### [TASK STATEMENT]
Every line that contains "first" counts once; give the total number of such lines, with no other words.

+++ GIVEN DATA +++

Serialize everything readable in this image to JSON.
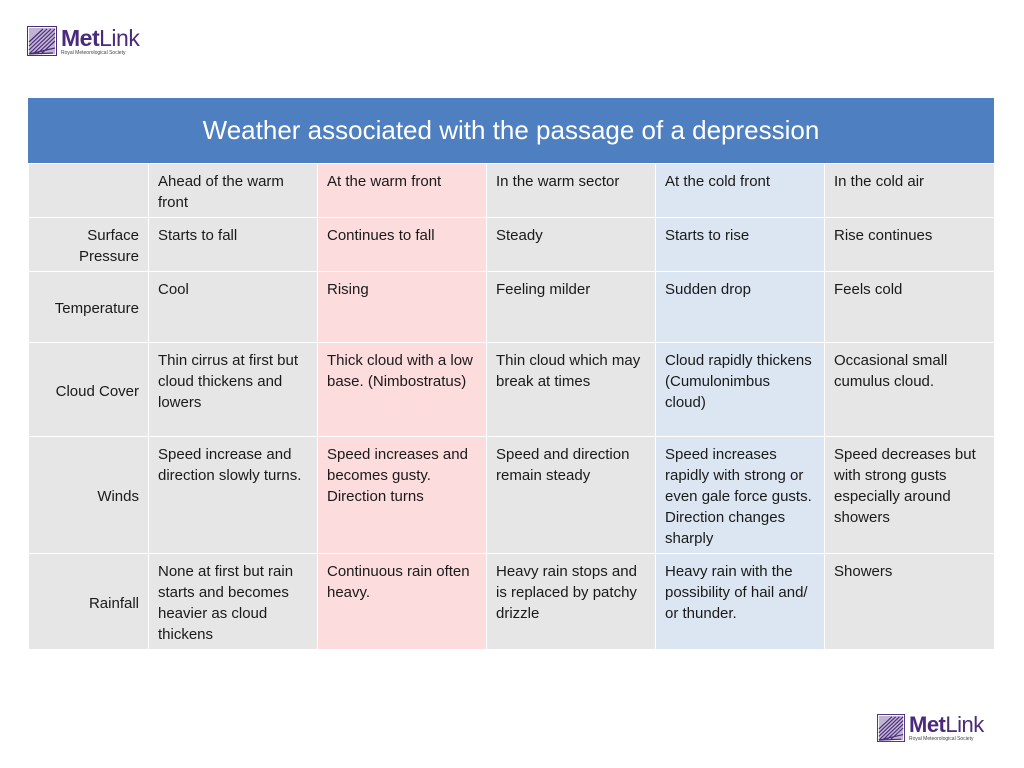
{
  "logo": {
    "brand_bold": "Met",
    "brand_light": "Link",
    "subtitle": "Royal Meteorological Society"
  },
  "title": "Weather associated with the passage of a depression",
  "colors": {
    "title_bar": "#4e7fc1",
    "warm_front": "#fcdcdc",
    "cold_front": "#dbe6f2",
    "default_cell": "#e6e6e6",
    "logo_purple": "#4b2a7b"
  },
  "columns": [
    "",
    "Ahead of the warm front",
    "At the warm front",
    "In the warm sector",
    "At the cold front",
    "In the cold air"
  ],
  "rows": [
    {
      "label": "Surface Pressure",
      "cells": [
        "Starts to fall",
        "Continues to fall",
        "Steady",
        "Starts to rise",
        "Rise continues"
      ]
    },
    {
      "label": "Temperature",
      "cells": [
        "Cool",
        "Rising",
        "Feeling milder",
        "Sudden drop",
        "Feels cold"
      ]
    },
    {
      "label": "Cloud Cover",
      "cells": [
        "Thin cirrus at first but cloud thickens and lowers",
        "Thick cloud with a low base. (Nimbostratus)",
        "Thin cloud which may break at times",
        "Cloud rapidly thickens (Cumulonimbus cloud)",
        "Occasional small cumulus cloud."
      ]
    },
    {
      "label": "Winds",
      "cells": [
        "Speed increase and direction slowly turns.",
        "Speed increases and becomes gusty. Direction turns",
        "Speed and direction remain steady",
        "Speed increases rapidly with strong or even gale force gusts. Direction changes sharply",
        "Speed decreases but with strong gusts especially around showers"
      ]
    },
    {
      "label": "Rainfall",
      "cells": [
        "None at first but rain starts and becomes heavier as cloud thickens",
        "Continuous rain often heavy.",
        "Heavy rain stops and is replaced by patchy drizzle",
        "Heavy rain with the possibility of hail and/ or thunder.",
        "Showers"
      ]
    }
  ]
}
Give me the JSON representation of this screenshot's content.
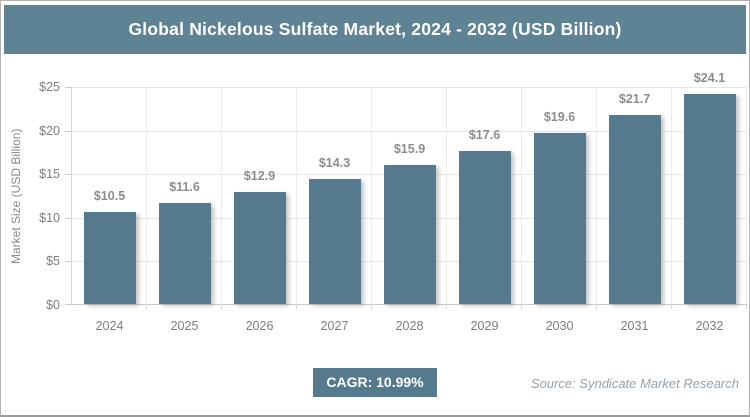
{
  "header": {
    "title": "Global Nickelous Sulfate Market, 2024 - 2032 (USD Billion)"
  },
  "chart_data": {
    "type": "bar",
    "title": "Global Nickelous Sulfate Market, 2024 - 2032 (USD Billion)",
    "categories": [
      "2024",
      "2025",
      "2026",
      "2027",
      "2028",
      "2029",
      "2030",
      "2031",
      "2032"
    ],
    "values": [
      10.5,
      11.6,
      12.9,
      14.3,
      15.9,
      17.6,
      19.6,
      21.7,
      24.1
    ],
    "value_labels": [
      "$10.5",
      "$11.6",
      "$12.9",
      "$14.3",
      "$15.9",
      "$17.6",
      "$19.6",
      "$21.7",
      "$24.1"
    ],
    "xlabel": "",
    "ylabel": "Market Size (USD Billion)",
    "ylim": [
      0,
      25
    ],
    "yticks": [
      0,
      5,
      10,
      15,
      20,
      25
    ],
    "ytick_labels": [
      "$0",
      "$5",
      "$10",
      "$15",
      "$20",
      "$25"
    ],
    "grid": true,
    "legend": "none"
  },
  "footer": {
    "cagr_label": "CAGR: 10.99%",
    "source": "Source: Syndicate Market Research"
  },
  "colors": {
    "header_bg": "#5d8394",
    "bar": "#567a8d",
    "badge_bg": "#567a8d",
    "grid_line": "#e6e6e6",
    "label_gray": "#8c8c8c"
  }
}
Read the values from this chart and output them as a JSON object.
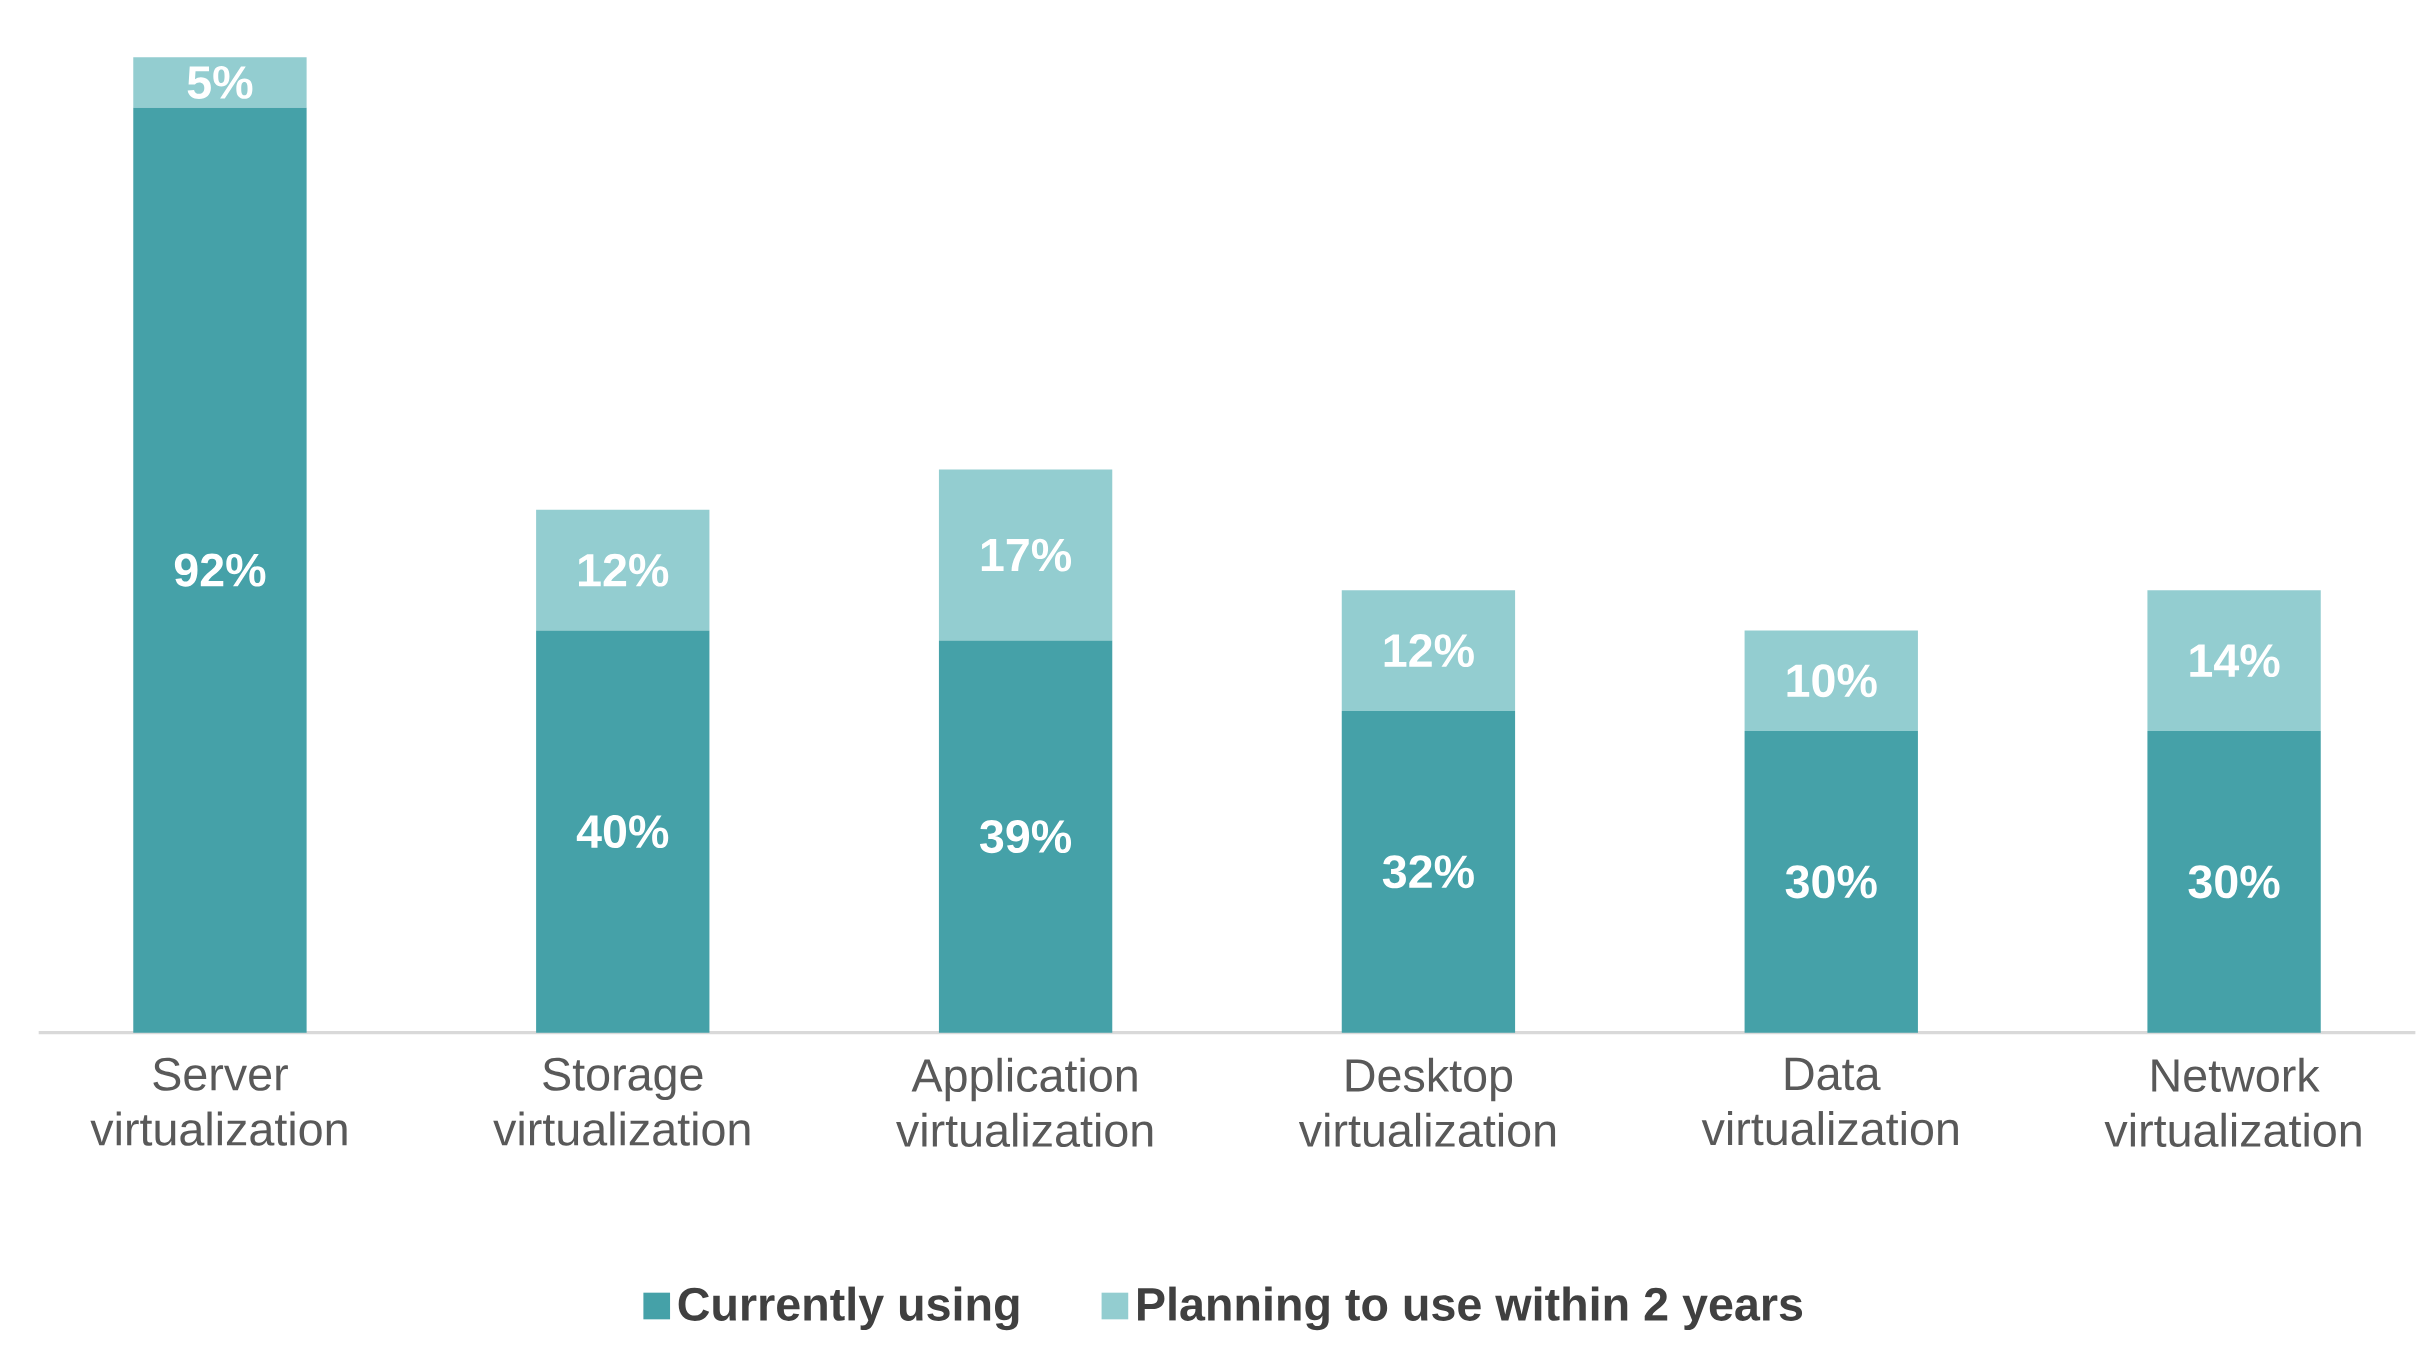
{
  "chart_data": {
    "type": "bar",
    "stacked": true,
    "legend": "bottom",
    "categories": [
      "Server virtualization",
      "Storage virtualization",
      "Application virtualization",
      "Desktop virtualization",
      "Data virtualization",
      "Network virtualization"
    ],
    "series": [
      {
        "name": "Currently using",
        "color": "#45a1a8",
        "values": [
          92,
          40,
          39,
          32,
          30,
          30
        ],
        "value_labels": [
          "92%",
          "40%",
          "39%",
          "32%",
          "30%",
          "30%"
        ]
      },
      {
        "name": "Planning to use within 2 years",
        "color": "#93cdd0",
        "values": [
          5,
          12,
          17,
          12,
          10,
          14
        ],
        "value_labels": [
          "5%",
          "12%",
          "17%",
          "12%",
          "10%",
          "14%"
        ]
      }
    ]
  }
}
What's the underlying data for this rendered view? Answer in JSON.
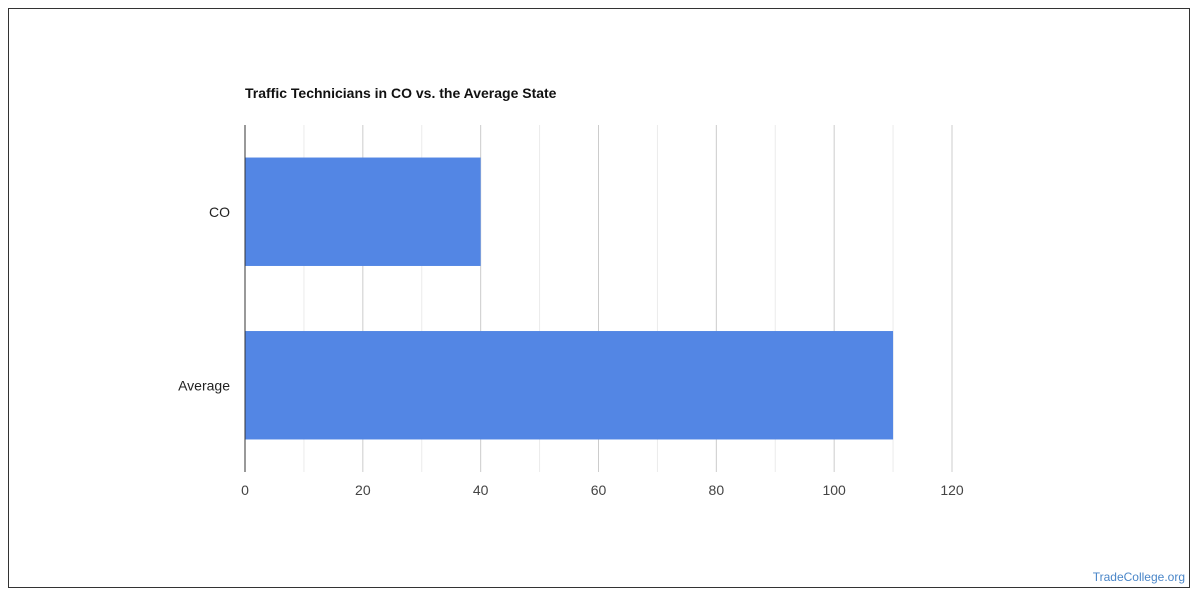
{
  "chart_data": {
    "type": "bar",
    "orientation": "horizontal",
    "title": "Traffic Technicians in CO vs. the Average State",
    "categories": [
      "CO",
      "Average"
    ],
    "values": [
      40,
      110
    ],
    "xlim": [
      0,
      120
    ],
    "xticks": [
      0,
      20,
      40,
      60,
      80,
      100,
      120
    ],
    "grid": true,
    "bar_color": "#5386e4",
    "xlabel": "",
    "ylabel": ""
  },
  "watermark": "TradeCollege.org"
}
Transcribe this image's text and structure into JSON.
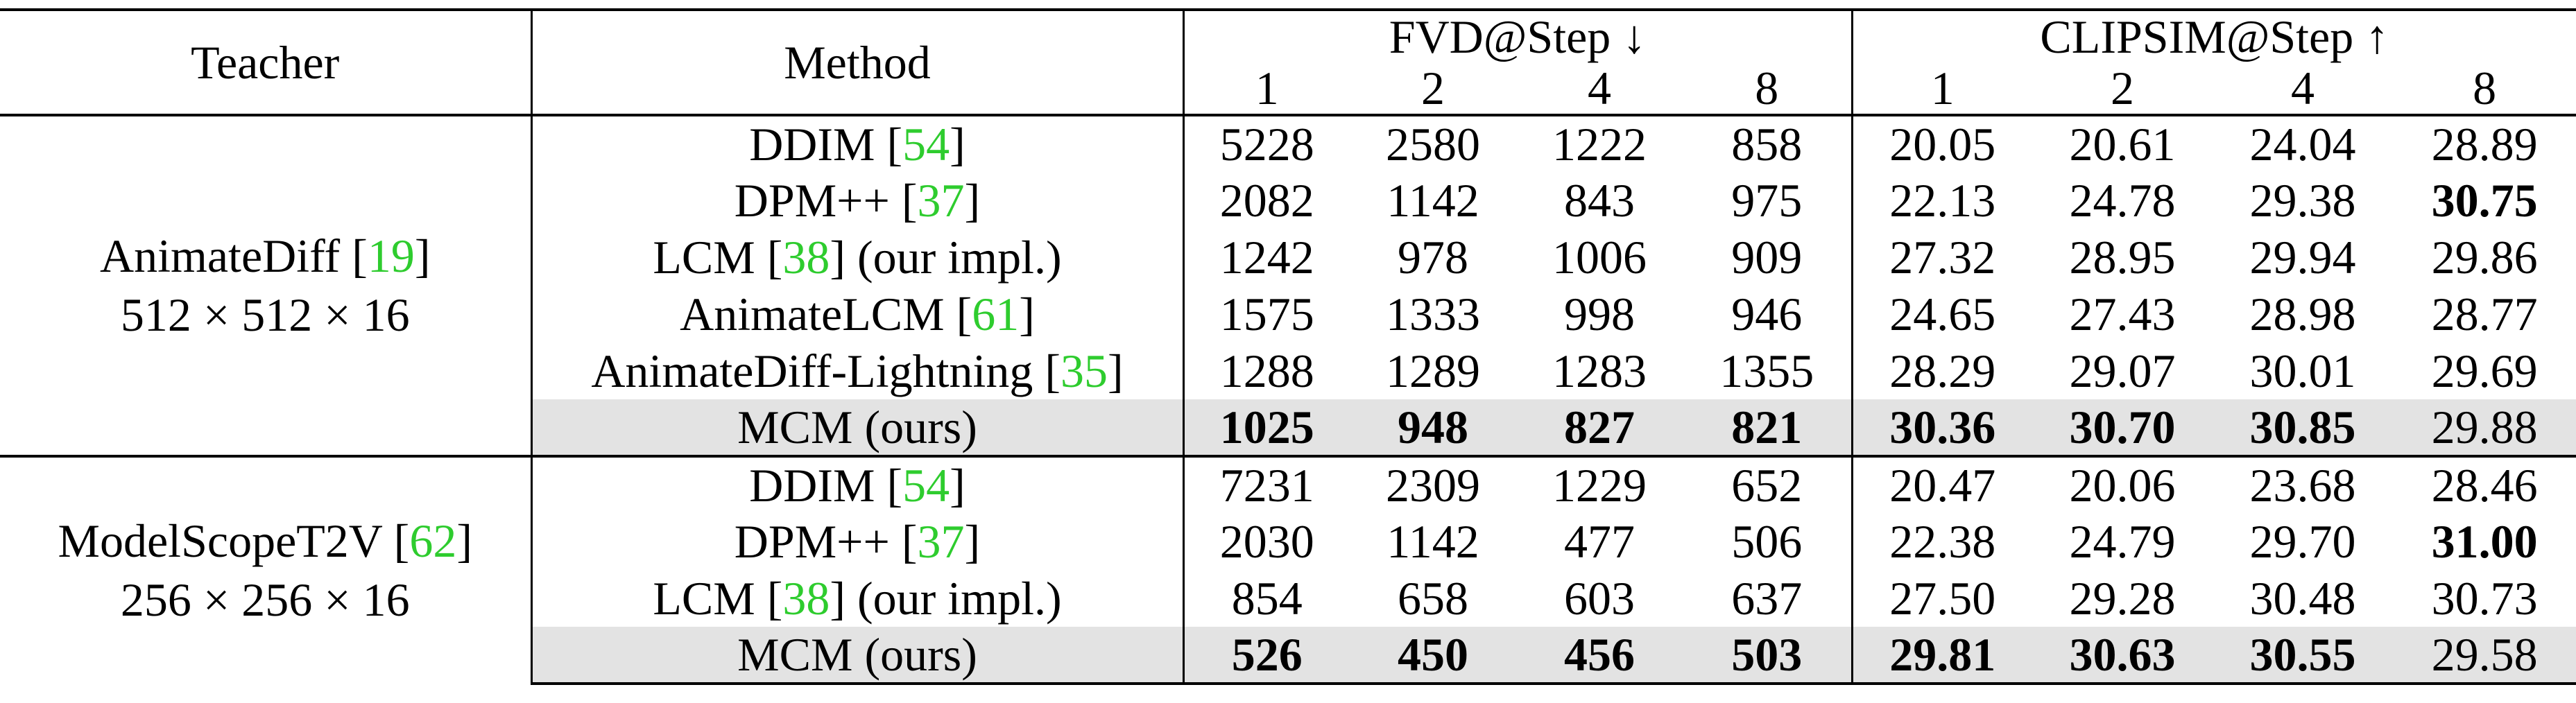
{
  "headers": {
    "teacher": "Teacher",
    "method": "Method",
    "fvd": "FVD@Step ↓",
    "clipsim": "CLIPSIM@Step ↑",
    "steps": [
      "1",
      "2",
      "4",
      "8",
      "1",
      "2",
      "4",
      "8"
    ]
  },
  "groups": [
    {
      "teacher_name": "AnimateDiff [",
      "teacher_cite": "19",
      "teacher_close": "]",
      "teacher_res": "512 × 512 × 16",
      "rows": [
        {
          "m_pre": "DDIM [",
          "m_cite": "54",
          "m_post": "]",
          "vals": [
            "5228",
            "2580",
            "1222",
            "858",
            "20.05",
            "20.61",
            "24.04",
            "28.89"
          ]
        },
        {
          "m_pre": "DPM++ [",
          "m_cite": "37",
          "m_post": "]",
          "vals": [
            "2082",
            "1142",
            "843",
            "975",
            "22.13",
            "24.78",
            "29.38",
            "30.75"
          ]
        },
        {
          "m_pre": "LCM [",
          "m_cite": "38",
          "m_post": "] (our impl.)",
          "vals": [
            "1242",
            "978",
            "1006",
            "909",
            "27.32",
            "28.95",
            "29.94",
            "29.86"
          ]
        },
        {
          "m_pre": "AnimateLCM [",
          "m_cite": "61",
          "m_post": "]",
          "vals": [
            "1575",
            "1333",
            "998",
            "946",
            "24.65",
            "27.43",
            "28.98",
            "28.77"
          ]
        },
        {
          "m_pre": "AnimateDiff-Lightning [",
          "m_cite": "35",
          "m_post": "]",
          "vals": [
            "1288",
            "1289",
            "1283",
            "1355",
            "28.29",
            "29.07",
            "30.01",
            "29.69"
          ]
        },
        {
          "m_pre": "MCM (ours)",
          "m_cite": "",
          "m_post": "",
          "vals": [
            "1025",
            "948",
            "827",
            "821",
            "30.36",
            "30.70",
            "30.85",
            "29.88"
          ]
        }
      ]
    },
    {
      "teacher_name": "ModelScopeT2V [",
      "teacher_cite": "62",
      "teacher_close": "]",
      "teacher_res": "256 × 256 × 16",
      "rows": [
        {
          "m_pre": "DDIM [",
          "m_cite": "54",
          "m_post": "]",
          "vals": [
            "7231",
            "2309",
            "1229",
            "652",
            "20.47",
            "20.06",
            "23.68",
            "28.46"
          ]
        },
        {
          "m_pre": "DPM++ [",
          "m_cite": "37",
          "m_post": "]",
          "vals": [
            "2030",
            "1142",
            "477",
            "506",
            "22.38",
            "24.79",
            "29.70",
            "31.00"
          ]
        },
        {
          "m_pre": "LCM [",
          "m_cite": "38",
          "m_post": "] (our impl.)",
          "vals": [
            "854",
            "658",
            "603",
            "637",
            "27.50",
            "29.28",
            "30.48",
            "30.73"
          ]
        },
        {
          "m_pre": "MCM (ours)",
          "m_cite": "",
          "m_post": "",
          "vals": [
            "526",
            "450",
            "456",
            "503",
            "29.81",
            "30.63",
            "30.55",
            "29.58"
          ]
        }
      ]
    }
  ]
}
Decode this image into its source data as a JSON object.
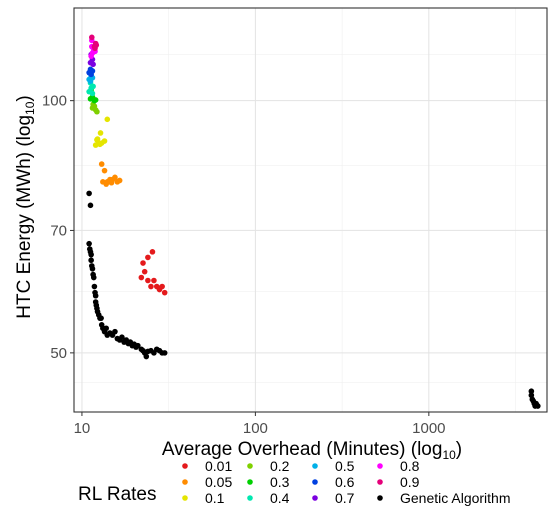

+++

### [EXPECTED ANSWER]
2